▶ **PROVIDED RECORDS**:
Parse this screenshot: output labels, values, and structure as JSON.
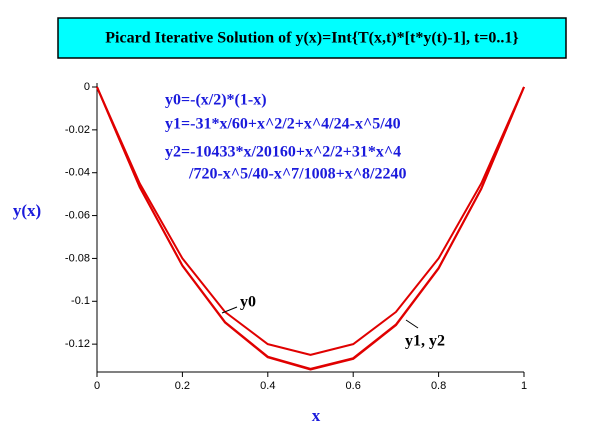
{
  "chart_data": {
    "type": "line",
    "title": "Picard Iterative Solution of y(x)=Int{T(x,t)*[t*y(t)-1], t=0..1}",
    "x_label": "x",
    "y_label": "y(x)",
    "annotations": [
      "y0=-(x/2)*(1-x)",
      "y1=-31*x/60+x^2/2+x^4/24-x^5/40",
      "y2=-10433*x/20160+x^2/2+31*x^4",
      "/720-x^5/40-x^7/1008+x^8/2240",
      "y0",
      "y1, y2"
    ],
    "x": [
      0,
      0.1,
      0.2,
      0.3,
      0.4,
      0.5,
      0.6,
      0.7,
      0.8,
      0.9,
      1
    ],
    "series": [
      {
        "color": "#e00000",
        "values": [
          0,
          -0.045,
          -0.08,
          -0.105,
          -0.12,
          -0.125,
          -0.12,
          -0.105,
          -0.08,
          -0.045,
          0
        ]
      },
      {
        "color": "#e00000",
        "values": [
          0,
          -0.046663,
          -0.083275,
          -0.109723,
          -0.125856,
          -0.13151,
          -0.126544,
          -0.110865,
          -0.084459,
          -0.047425,
          0
        ]
      },
      {
        "color": "#e00000",
        "values": [
          0,
          -0.046747,
          -0.083441,
          -0.109965,
          -0.126159,
          -0.131851,
          -0.12689,
          -0.111178,
          -0.084697,
          -0.047554,
          0
        ]
      }
    ],
    "xlim": [
      0,
      1
    ],
    "ylim": [
      -0.133,
      0
    ],
    "xticks": [
      0,
      0.2,
      0.4,
      0.6,
      0.8,
      1
    ],
    "yticks": [
      0,
      -0.02,
      -0.04,
      -0.06,
      -0.08,
      -0.1,
      -0.12
    ]
  }
}
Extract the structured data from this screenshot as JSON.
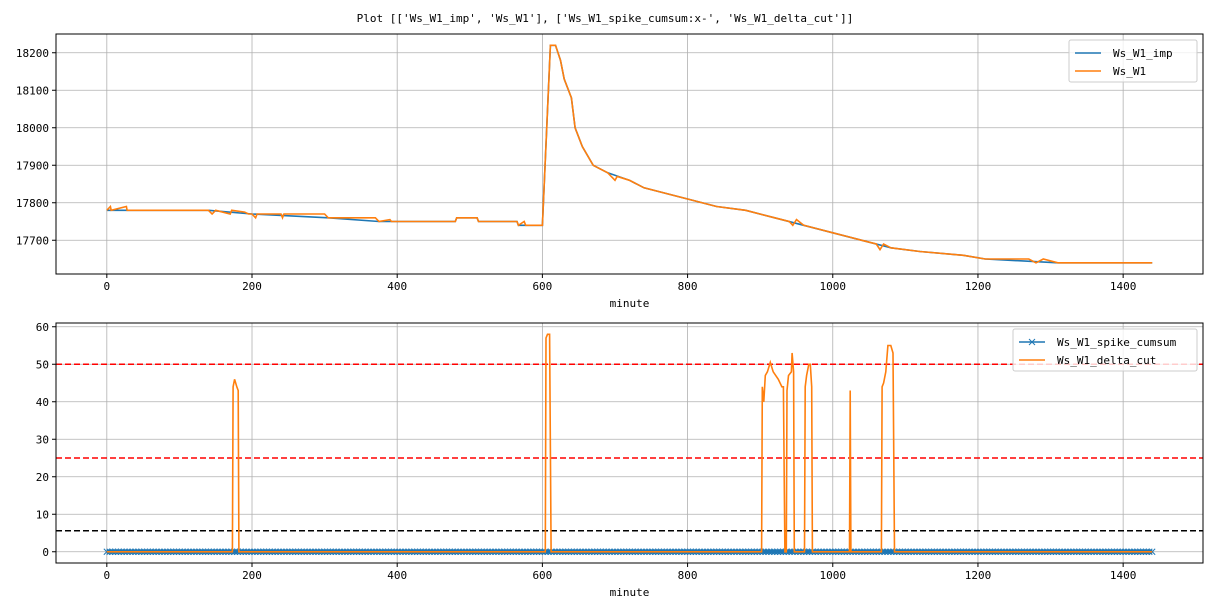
{
  "title": "Plot [['Ws_W1_imp', 'Ws_W1'], ['Ws_W1_spike_cumsum:x-', 'Ws_W1_delta_cut']]",
  "colors": {
    "blue": "#1f77b4",
    "orange": "#ff7f0e",
    "red": "#ff0000",
    "black": "#000000",
    "grid": "#b0b0b0"
  },
  "chart_data": [
    {
      "type": "line",
      "xlabel": "minute",
      "ylabel": "",
      "xlim": [
        -70,
        1510
      ],
      "ylim": [
        17610,
        18250
      ],
      "xticks": [
        0,
        200,
        400,
        600,
        800,
        1000,
        1200,
        1400
      ],
      "yticks": [
        17700,
        17800,
        17900,
        18000,
        18100,
        18200
      ],
      "grid": true,
      "legend": "top-right",
      "series": [
        {
          "name": "Ws_W1_imp",
          "color": "#1f77b4",
          "marker": "",
          "points": [
            [
              0,
              17780
            ],
            [
              140,
              17780
            ],
            [
              200,
              17770
            ],
            [
              305,
              17760
            ],
            [
              375,
              17750
            ],
            [
              480,
              17750
            ],
            [
              482,
              17760
            ],
            [
              510,
              17760
            ],
            [
              512,
              17750
            ],
            [
              565,
              17750
            ],
            [
              567,
              17740
            ],
            [
              600,
              17740
            ],
            [
              611,
              18220
            ],
            [
              618,
              18220
            ],
            [
              625,
              18180
            ],
            [
              630,
              18130
            ],
            [
              640,
              18080
            ],
            [
              645,
              18000
            ],
            [
              655,
              17950
            ],
            [
              670,
              17900
            ],
            [
              690,
              17880
            ],
            [
              720,
              17860
            ],
            [
              740,
              17840
            ],
            [
              760,
              17830
            ],
            [
              800,
              17810
            ],
            [
              840,
              17790
            ],
            [
              880,
              17780
            ],
            [
              920,
              17760
            ],
            [
              960,
              17740
            ],
            [
              1000,
              17720
            ],
            [
              1040,
              17700
            ],
            [
              1080,
              17680
            ],
            [
              1120,
              17670
            ],
            [
              1180,
              17660
            ],
            [
              1210,
              17650
            ],
            [
              1310,
              17640
            ],
            [
              1440,
              17640
            ]
          ]
        },
        {
          "name": "Ws_W1",
          "color": "#ff7f0e",
          "marker": "",
          "points": [
            [
              0,
              17780
            ],
            [
              5,
              17790
            ],
            [
              6,
              17780
            ],
            [
              27,
              17790
            ],
            [
              28,
              17780
            ],
            [
              140,
              17780
            ],
            [
              145,
              17770
            ],
            [
              150,
              17780
            ],
            [
              170,
              17770
            ],
            [
              172,
              17780
            ],
            [
              190,
              17775
            ],
            [
              195,
              17770
            ],
            [
              200,
              17770
            ],
            [
              205,
              17760
            ],
            [
              207,
              17770
            ],
            [
              240,
              17770
            ],
            [
              242,
              17760
            ],
            [
              244,
              17770
            ],
            [
              300,
              17770
            ],
            [
              305,
              17760
            ],
            [
              370,
              17760
            ],
            [
              375,
              17750
            ],
            [
              390,
              17755
            ],
            [
              392,
              17750
            ],
            [
              480,
              17750
            ],
            [
              482,
              17760
            ],
            [
              510,
              17760
            ],
            [
              512,
              17750
            ],
            [
              565,
              17750
            ],
            [
              567,
              17740
            ],
            [
              575,
              17750
            ],
            [
              577,
              17740
            ],
            [
              600,
              17740
            ],
            [
              611,
              18220
            ],
            [
              618,
              18220
            ],
            [
              625,
              18180
            ],
            [
              630,
              18130
            ],
            [
              640,
              18080
            ],
            [
              645,
              18000
            ],
            [
              655,
              17950
            ],
            [
              670,
              17900
            ],
            [
              690,
              17880
            ],
            [
              700,
              17860
            ],
            [
              703,
              17870
            ],
            [
              720,
              17860
            ],
            [
              740,
              17840
            ],
            [
              760,
              17830
            ],
            [
              800,
              17810
            ],
            [
              840,
              17790
            ],
            [
              880,
              17780
            ],
            [
              920,
              17760
            ],
            [
              940,
              17750
            ],
            [
              945,
              17740
            ],
            [
              950,
              17755
            ],
            [
              960,
              17740
            ],
            [
              980,
              17730
            ],
            [
              1000,
              17720
            ],
            [
              1020,
              17710
            ],
            [
              1040,
              17700
            ],
            [
              1060,
              17690
            ],
            [
              1065,
              17675
            ],
            [
              1070,
              17690
            ],
            [
              1080,
              17680
            ],
            [
              1120,
              17670
            ],
            [
              1180,
              17660
            ],
            [
              1210,
              17650
            ],
            [
              1270,
              17650
            ],
            [
              1280,
              17640
            ],
            [
              1290,
              17650
            ],
            [
              1310,
              17640
            ],
            [
              1440,
              17640
            ]
          ]
        }
      ]
    },
    {
      "type": "line",
      "xlabel": "minute",
      "ylabel": "",
      "xlim": [
        -70,
        1510
      ],
      "ylim": [
        -3,
        61
      ],
      "xticks": [
        0,
        200,
        400,
        600,
        800,
        1000,
        1200,
        1400
      ],
      "yticks": [
        0,
        10,
        20,
        30,
        40,
        50,
        60
      ],
      "grid": true,
      "legend": "top-right",
      "hlines": [
        {
          "y": 50,
          "color": "#ff0000",
          "style": "dashed"
        },
        {
          "y": 25,
          "color": "#ff0000",
          "style": "dashed"
        },
        {
          "y": 5.6,
          "color": "#000000",
          "style": "dashed"
        }
      ],
      "series": [
        {
          "name": "Ws_W1_spike_cumsum",
          "color": "#1f77b4",
          "marker": "x",
          "points": [
            [
              0,
              0
            ],
            [
              1440,
              0
            ]
          ]
        },
        {
          "name": "Ws_W1_delta_cut",
          "color": "#ff7f0e",
          "marker": "",
          "points": [
            [
              0,
              0
            ],
            [
              173,
              0
            ],
            [
              174,
              44
            ],
            [
              176,
              46
            ],
            [
              179,
              44
            ],
            [
              181,
              43
            ],
            [
              182,
              0
            ],
            [
              604,
              0
            ],
            [
              605,
              57
            ],
            [
              607,
              58
            ],
            [
              610,
              58
            ],
            [
              612,
              0
            ],
            [
              902,
              0
            ],
            [
              903,
              44
            ],
            [
              905,
              40
            ],
            [
              907,
              47
            ],
            [
              910,
              48
            ],
            [
              914,
              50.5
            ],
            [
              918,
              48
            ],
            [
              925,
              46
            ],
            [
              930,
              44
            ],
            [
              932,
              44
            ],
            [
              934,
              0
            ],
            [
              936,
              0
            ],
            [
              937,
              43
            ],
            [
              939,
              47
            ],
            [
              943,
              48
            ],
            [
              944,
              53
            ],
            [
              946,
              48
            ],
            [
              947,
              0
            ],
            [
              961,
              0
            ],
            [
              962,
              44
            ],
            [
              964,
              47
            ],
            [
              967,
              50
            ],
            [
              969,
              50
            ],
            [
              971,
              44
            ],
            [
              972,
              0
            ],
            [
              1023,
              0
            ],
            [
              1024,
              43
            ],
            [
              1025,
              0
            ],
            [
              1067,
              0
            ],
            [
              1068,
              44
            ],
            [
              1070,
              45
            ],
            [
              1073,
              48
            ],
            [
              1076,
              55
            ],
            [
              1080,
              55
            ],
            [
              1083,
              53
            ],
            [
              1085,
              0
            ],
            [
              1440,
              0
            ]
          ]
        }
      ]
    }
  ]
}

▶ **INSTRUCTION**: Where a line holds the string "screenshot", copy that line.

▶ **FINISHED EXERCISE**:
Parse this screenshot: output labels, values, and structure as JSON.
Extract the structured data from this screenshot as JSON.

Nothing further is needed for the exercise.